## Exercise goal
Select from the data all lines with the word "JSON".

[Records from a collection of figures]
--- begin ---

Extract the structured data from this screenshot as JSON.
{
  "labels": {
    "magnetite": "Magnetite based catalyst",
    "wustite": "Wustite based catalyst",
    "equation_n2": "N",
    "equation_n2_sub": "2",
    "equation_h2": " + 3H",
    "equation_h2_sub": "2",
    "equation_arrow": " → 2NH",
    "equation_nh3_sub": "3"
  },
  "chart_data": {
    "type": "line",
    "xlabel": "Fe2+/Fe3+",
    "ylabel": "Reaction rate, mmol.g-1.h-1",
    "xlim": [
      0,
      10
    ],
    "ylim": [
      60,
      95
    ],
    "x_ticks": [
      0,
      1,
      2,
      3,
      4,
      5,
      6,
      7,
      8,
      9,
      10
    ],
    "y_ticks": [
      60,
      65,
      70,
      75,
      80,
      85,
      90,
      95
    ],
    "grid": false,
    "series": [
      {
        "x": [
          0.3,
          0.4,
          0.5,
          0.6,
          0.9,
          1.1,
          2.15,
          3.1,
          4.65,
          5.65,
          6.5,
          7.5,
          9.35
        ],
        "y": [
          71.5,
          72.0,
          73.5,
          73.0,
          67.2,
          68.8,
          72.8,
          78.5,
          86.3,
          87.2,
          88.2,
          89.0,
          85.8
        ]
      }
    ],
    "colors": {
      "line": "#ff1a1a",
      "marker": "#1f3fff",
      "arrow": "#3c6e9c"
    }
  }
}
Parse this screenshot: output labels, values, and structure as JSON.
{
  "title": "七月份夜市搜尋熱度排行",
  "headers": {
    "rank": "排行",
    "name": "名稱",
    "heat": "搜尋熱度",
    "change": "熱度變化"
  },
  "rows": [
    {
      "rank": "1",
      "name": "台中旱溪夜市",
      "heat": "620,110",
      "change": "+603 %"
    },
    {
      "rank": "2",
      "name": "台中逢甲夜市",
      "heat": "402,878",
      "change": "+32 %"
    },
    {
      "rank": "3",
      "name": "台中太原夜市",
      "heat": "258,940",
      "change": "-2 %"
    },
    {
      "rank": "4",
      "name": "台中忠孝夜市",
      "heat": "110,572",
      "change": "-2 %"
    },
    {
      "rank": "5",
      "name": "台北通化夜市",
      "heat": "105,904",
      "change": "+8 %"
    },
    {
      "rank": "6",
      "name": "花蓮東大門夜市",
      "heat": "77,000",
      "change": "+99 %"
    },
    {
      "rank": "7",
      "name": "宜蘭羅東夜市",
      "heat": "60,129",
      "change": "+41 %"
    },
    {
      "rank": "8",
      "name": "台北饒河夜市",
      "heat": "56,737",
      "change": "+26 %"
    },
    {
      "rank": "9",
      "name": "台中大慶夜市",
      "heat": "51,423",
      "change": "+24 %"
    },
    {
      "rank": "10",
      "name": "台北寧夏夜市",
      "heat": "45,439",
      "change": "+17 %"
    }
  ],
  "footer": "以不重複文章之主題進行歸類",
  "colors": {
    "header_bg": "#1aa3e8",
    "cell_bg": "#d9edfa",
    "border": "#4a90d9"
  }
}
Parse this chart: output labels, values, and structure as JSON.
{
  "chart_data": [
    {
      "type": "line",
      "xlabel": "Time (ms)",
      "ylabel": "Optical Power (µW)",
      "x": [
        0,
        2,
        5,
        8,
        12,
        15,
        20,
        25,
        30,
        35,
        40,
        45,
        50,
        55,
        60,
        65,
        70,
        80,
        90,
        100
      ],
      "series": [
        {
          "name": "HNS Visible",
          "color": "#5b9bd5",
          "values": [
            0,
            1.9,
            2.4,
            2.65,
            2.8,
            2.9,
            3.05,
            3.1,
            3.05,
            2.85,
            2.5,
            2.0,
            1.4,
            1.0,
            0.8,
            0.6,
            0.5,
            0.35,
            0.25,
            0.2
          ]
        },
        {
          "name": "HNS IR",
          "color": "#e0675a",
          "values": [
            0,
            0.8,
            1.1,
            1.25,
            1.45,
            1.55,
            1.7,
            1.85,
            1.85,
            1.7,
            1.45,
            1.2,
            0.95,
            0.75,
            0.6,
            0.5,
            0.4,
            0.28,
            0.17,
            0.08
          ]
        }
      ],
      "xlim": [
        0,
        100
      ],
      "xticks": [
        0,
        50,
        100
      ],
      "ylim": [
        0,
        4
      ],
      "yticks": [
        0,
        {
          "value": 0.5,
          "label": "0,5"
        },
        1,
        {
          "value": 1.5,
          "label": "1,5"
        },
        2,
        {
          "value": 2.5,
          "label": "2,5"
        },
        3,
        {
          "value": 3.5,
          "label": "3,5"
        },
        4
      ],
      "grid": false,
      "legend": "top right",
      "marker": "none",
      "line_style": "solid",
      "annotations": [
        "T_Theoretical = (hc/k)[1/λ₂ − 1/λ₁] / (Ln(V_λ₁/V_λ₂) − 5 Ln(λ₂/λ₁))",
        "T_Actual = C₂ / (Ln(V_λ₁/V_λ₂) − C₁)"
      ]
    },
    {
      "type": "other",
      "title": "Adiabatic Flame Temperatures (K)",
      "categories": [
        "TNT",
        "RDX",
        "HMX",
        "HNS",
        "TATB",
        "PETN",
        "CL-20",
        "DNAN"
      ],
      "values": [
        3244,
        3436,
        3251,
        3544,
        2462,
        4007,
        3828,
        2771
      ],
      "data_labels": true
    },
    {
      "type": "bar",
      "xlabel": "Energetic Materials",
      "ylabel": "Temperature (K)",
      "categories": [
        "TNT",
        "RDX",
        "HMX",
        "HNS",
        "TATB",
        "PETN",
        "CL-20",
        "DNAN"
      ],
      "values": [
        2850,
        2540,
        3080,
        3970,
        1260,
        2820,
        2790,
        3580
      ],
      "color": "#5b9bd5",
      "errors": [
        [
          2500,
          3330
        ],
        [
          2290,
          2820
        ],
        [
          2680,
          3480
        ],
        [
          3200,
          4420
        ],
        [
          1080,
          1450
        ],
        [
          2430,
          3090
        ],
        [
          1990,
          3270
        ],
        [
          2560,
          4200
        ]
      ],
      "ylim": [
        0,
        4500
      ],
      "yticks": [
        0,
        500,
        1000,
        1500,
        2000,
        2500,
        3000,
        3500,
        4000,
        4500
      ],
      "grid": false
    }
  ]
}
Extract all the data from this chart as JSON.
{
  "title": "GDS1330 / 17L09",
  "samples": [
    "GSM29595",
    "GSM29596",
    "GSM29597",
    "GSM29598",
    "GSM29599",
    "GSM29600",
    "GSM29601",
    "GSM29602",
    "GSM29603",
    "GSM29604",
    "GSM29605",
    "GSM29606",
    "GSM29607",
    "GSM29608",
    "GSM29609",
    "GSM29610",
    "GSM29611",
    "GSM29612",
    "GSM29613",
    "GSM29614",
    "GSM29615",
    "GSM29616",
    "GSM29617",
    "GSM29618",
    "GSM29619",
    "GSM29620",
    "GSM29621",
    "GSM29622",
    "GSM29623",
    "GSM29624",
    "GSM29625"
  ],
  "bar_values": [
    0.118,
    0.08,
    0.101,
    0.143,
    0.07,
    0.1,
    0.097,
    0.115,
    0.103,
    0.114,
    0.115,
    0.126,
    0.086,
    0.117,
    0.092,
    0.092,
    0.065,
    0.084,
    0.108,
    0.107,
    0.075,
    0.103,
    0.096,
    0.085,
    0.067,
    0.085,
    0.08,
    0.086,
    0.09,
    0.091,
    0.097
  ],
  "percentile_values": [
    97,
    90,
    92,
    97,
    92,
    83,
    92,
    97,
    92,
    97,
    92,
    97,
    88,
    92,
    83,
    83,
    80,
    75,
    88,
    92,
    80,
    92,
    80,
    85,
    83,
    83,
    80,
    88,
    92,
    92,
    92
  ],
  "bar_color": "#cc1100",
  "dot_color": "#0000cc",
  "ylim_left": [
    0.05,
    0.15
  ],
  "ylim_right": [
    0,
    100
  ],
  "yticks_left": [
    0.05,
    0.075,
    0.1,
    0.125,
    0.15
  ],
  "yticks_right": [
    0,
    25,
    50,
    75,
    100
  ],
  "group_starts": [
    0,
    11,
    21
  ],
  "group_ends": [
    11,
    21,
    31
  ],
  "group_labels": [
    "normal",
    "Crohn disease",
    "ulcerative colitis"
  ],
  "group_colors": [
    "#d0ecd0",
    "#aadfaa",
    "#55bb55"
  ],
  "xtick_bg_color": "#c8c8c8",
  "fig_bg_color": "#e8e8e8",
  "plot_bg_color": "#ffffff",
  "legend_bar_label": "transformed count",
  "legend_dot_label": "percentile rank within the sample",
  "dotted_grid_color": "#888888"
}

--- end ---

## Task result
Extract the structured data from this screenshot as JSON.
Parse this screenshot: output labels, values, and structure as JSON.
Parse this chart: output labels, values, and structure as JSON.
Extract all the data from this chart as JSON.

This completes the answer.